Task details — Only lines with the word "basic" are needed; collect each of them from the listing below.

Records excerpted from a collection:
>> Begin

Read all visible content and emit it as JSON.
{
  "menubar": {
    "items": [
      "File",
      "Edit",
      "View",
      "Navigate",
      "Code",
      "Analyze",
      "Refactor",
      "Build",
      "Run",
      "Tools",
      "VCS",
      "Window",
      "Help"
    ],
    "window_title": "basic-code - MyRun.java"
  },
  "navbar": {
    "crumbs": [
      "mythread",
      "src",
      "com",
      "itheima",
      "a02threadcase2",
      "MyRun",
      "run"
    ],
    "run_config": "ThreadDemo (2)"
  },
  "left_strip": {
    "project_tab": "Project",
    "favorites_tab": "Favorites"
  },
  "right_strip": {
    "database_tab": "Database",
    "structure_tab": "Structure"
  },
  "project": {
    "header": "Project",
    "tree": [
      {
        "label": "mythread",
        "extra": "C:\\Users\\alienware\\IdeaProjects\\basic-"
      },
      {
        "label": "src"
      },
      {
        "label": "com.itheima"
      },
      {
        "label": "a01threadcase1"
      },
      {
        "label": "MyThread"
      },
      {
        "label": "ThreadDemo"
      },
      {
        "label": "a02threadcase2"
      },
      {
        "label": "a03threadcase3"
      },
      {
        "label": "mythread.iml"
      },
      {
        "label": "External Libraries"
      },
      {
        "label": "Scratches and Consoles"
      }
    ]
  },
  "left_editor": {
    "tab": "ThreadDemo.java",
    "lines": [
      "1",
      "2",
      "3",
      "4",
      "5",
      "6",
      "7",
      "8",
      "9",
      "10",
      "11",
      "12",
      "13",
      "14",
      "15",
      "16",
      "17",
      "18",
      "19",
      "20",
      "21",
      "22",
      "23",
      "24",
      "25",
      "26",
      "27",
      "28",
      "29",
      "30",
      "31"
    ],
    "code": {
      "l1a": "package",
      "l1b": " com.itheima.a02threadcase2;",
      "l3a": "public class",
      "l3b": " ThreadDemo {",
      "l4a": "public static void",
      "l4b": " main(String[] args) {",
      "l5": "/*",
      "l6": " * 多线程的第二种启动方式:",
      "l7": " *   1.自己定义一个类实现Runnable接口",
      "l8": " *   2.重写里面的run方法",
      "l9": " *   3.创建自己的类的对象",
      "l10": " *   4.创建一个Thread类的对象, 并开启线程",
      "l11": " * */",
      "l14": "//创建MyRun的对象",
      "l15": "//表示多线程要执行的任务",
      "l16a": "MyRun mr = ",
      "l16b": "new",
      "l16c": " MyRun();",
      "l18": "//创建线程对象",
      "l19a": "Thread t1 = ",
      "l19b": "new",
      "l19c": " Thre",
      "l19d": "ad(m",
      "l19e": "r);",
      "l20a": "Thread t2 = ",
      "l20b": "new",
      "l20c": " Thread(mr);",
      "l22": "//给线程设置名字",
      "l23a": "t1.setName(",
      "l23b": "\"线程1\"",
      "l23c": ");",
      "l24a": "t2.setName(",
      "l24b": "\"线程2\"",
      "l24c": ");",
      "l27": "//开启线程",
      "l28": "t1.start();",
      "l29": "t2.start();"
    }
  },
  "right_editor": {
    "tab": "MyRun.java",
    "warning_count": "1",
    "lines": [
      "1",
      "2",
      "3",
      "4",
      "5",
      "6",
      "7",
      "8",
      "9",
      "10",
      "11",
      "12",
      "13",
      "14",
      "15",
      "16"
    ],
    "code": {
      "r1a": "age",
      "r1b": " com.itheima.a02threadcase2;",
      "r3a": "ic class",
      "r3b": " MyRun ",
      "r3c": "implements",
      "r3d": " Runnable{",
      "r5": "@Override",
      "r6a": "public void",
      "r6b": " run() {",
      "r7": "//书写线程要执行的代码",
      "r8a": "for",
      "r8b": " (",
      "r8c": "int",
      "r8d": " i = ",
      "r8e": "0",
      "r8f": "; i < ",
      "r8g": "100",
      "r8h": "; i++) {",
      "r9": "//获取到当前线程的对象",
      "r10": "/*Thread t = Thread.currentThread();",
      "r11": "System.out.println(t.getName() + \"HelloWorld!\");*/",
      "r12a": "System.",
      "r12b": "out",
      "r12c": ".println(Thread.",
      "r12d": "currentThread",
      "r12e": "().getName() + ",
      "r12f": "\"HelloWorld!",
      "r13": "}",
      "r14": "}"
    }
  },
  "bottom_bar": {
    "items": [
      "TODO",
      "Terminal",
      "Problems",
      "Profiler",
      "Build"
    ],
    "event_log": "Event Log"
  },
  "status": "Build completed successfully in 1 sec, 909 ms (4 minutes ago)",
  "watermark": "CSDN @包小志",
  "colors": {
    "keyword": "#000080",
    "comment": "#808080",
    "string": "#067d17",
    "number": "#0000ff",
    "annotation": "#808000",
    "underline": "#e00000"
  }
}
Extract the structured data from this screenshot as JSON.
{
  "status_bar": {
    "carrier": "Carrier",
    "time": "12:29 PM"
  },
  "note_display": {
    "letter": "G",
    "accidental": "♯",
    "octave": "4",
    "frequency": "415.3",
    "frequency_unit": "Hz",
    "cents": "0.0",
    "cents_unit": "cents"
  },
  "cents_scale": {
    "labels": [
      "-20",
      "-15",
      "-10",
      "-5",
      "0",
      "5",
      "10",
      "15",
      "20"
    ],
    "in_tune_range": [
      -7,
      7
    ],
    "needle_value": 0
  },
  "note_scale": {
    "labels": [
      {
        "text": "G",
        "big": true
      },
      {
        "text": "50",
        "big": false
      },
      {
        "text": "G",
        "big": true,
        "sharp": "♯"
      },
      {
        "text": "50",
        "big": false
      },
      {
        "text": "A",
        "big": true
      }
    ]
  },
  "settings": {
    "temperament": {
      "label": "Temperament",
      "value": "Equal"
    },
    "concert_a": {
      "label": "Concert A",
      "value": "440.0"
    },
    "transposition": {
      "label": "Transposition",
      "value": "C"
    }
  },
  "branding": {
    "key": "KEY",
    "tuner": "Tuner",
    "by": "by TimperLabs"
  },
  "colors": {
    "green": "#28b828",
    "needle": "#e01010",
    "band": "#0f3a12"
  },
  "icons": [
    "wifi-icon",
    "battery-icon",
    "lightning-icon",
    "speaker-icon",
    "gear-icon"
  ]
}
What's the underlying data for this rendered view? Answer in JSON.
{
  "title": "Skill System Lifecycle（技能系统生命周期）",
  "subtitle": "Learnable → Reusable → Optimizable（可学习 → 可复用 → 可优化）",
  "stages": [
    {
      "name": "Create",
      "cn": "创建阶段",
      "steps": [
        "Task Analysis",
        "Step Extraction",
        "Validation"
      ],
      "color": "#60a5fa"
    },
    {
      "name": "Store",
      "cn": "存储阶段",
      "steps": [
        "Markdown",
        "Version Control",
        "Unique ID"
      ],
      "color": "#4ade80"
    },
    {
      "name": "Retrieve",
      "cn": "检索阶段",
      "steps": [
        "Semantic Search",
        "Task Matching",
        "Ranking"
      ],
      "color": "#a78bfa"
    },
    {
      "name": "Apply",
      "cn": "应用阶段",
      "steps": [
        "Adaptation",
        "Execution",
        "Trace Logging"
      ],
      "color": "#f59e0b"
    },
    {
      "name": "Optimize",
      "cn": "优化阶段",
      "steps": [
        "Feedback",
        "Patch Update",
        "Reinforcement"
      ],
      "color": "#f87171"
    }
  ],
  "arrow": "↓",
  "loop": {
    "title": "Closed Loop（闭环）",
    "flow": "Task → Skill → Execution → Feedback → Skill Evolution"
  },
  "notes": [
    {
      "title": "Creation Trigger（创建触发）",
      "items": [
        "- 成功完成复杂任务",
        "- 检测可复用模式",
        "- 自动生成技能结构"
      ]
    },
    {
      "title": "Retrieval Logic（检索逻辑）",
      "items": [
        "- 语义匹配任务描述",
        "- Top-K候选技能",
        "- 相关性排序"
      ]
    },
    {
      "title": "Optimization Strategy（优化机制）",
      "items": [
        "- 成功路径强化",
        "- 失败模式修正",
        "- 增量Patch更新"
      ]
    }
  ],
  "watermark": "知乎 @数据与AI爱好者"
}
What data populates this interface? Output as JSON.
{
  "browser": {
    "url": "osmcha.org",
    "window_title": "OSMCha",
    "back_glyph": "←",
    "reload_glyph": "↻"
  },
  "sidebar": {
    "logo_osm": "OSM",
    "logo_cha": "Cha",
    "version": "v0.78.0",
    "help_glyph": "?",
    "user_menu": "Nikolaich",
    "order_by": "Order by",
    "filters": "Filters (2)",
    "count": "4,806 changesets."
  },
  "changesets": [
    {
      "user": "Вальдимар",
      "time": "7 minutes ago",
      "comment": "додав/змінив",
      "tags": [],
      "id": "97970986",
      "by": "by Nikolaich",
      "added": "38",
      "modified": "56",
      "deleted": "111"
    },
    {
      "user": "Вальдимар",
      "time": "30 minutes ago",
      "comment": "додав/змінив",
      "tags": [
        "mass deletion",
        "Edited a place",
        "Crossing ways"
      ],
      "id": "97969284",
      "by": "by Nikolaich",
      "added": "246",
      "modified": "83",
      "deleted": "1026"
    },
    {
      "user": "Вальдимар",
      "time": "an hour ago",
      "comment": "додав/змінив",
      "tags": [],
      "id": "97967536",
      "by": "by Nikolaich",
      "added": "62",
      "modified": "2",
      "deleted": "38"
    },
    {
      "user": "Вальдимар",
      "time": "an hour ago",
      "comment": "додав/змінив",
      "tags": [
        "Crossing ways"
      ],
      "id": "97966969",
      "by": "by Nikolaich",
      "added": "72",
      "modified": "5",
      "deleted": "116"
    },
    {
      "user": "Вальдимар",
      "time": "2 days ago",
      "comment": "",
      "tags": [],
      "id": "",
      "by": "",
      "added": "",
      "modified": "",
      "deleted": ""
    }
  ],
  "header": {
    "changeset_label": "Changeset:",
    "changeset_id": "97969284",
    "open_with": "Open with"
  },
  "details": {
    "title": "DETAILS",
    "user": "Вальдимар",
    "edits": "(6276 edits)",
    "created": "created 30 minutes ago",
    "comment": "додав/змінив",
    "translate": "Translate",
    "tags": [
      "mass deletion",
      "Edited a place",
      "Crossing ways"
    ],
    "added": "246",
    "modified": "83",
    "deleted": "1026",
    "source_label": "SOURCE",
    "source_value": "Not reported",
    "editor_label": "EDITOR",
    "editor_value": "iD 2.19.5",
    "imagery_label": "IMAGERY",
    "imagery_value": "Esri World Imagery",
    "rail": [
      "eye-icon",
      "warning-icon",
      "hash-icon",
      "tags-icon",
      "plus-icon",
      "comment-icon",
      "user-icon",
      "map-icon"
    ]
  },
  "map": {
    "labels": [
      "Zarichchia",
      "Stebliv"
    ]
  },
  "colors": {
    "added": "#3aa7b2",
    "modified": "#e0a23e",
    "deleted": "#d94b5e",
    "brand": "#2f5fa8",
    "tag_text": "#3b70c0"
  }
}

>> End

Answer in full —
    "window_title": "basic-code - MyRun.java"
        "extra": "C:\\Users\\alienware\\IdeaProjects\\basic-"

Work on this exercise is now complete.